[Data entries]

• • • • •

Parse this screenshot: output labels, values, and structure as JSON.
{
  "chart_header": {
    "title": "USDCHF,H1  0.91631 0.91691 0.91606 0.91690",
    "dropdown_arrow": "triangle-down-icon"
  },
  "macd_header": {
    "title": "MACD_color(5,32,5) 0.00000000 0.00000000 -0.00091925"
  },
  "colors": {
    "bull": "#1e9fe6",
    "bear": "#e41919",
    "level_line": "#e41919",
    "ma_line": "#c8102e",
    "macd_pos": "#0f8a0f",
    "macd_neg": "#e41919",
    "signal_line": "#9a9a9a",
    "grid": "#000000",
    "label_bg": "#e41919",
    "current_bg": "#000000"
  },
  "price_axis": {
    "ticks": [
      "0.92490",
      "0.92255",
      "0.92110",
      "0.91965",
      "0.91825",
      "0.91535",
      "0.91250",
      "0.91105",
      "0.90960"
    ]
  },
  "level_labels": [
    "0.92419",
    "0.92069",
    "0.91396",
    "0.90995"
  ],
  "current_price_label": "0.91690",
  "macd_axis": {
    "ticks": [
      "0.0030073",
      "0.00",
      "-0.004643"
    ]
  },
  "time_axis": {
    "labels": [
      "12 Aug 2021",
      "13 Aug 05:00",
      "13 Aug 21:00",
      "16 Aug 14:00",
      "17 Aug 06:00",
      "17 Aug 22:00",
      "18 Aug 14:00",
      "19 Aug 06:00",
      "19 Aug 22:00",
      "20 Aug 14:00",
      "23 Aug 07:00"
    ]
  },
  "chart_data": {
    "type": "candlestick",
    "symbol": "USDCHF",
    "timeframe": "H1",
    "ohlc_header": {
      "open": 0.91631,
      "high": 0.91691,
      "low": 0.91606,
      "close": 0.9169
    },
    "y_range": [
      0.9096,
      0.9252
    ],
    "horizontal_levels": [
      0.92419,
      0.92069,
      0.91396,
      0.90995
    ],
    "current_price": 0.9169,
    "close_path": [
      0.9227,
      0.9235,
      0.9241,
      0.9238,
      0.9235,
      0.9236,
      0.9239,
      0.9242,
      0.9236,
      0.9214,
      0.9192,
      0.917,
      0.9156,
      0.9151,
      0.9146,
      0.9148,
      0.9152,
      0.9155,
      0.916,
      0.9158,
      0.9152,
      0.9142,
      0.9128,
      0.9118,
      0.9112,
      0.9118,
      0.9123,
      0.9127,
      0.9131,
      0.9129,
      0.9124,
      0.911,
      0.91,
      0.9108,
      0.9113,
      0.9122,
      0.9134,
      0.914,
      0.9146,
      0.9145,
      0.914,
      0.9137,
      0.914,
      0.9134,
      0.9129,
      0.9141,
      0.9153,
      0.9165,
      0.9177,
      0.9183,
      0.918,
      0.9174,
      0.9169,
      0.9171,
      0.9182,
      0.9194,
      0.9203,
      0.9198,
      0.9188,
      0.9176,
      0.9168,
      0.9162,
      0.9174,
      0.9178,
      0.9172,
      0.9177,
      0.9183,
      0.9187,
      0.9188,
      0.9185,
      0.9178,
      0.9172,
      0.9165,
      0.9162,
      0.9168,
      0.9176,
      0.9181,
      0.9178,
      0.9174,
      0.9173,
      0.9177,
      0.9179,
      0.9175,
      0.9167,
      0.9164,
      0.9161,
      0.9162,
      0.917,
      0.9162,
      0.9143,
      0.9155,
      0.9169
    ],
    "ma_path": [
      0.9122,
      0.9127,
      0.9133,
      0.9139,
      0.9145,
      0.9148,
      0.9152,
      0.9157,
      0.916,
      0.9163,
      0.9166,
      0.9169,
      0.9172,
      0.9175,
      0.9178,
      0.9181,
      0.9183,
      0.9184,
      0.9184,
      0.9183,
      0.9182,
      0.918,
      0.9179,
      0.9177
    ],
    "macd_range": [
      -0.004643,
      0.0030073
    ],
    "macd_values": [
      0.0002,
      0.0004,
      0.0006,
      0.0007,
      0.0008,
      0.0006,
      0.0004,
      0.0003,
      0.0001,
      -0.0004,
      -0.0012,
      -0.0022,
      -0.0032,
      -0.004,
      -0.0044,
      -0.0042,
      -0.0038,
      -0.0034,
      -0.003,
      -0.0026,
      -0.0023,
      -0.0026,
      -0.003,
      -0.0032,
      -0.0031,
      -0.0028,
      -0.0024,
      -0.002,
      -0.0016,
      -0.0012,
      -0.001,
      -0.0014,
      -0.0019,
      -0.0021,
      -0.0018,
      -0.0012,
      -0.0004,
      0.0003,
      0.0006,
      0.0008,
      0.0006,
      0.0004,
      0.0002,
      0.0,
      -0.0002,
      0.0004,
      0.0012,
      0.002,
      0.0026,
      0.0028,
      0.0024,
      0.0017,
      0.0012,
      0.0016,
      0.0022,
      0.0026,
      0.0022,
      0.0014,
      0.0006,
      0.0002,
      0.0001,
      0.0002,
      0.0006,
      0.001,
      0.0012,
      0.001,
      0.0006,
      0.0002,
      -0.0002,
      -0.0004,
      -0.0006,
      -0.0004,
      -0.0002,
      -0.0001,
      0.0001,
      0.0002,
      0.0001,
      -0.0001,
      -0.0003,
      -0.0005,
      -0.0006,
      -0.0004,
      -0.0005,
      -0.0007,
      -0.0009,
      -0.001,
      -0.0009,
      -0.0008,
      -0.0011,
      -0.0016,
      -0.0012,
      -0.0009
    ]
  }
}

• • • • •

### Written exercise:
Look through the entries above for the word "USDCHF". Copy every line where it shows up.

### Correct response:
    "title": "USDCHF,H1  0.91631 0.91691 0.91606 0.91690",
    "symbol": "USDCHF",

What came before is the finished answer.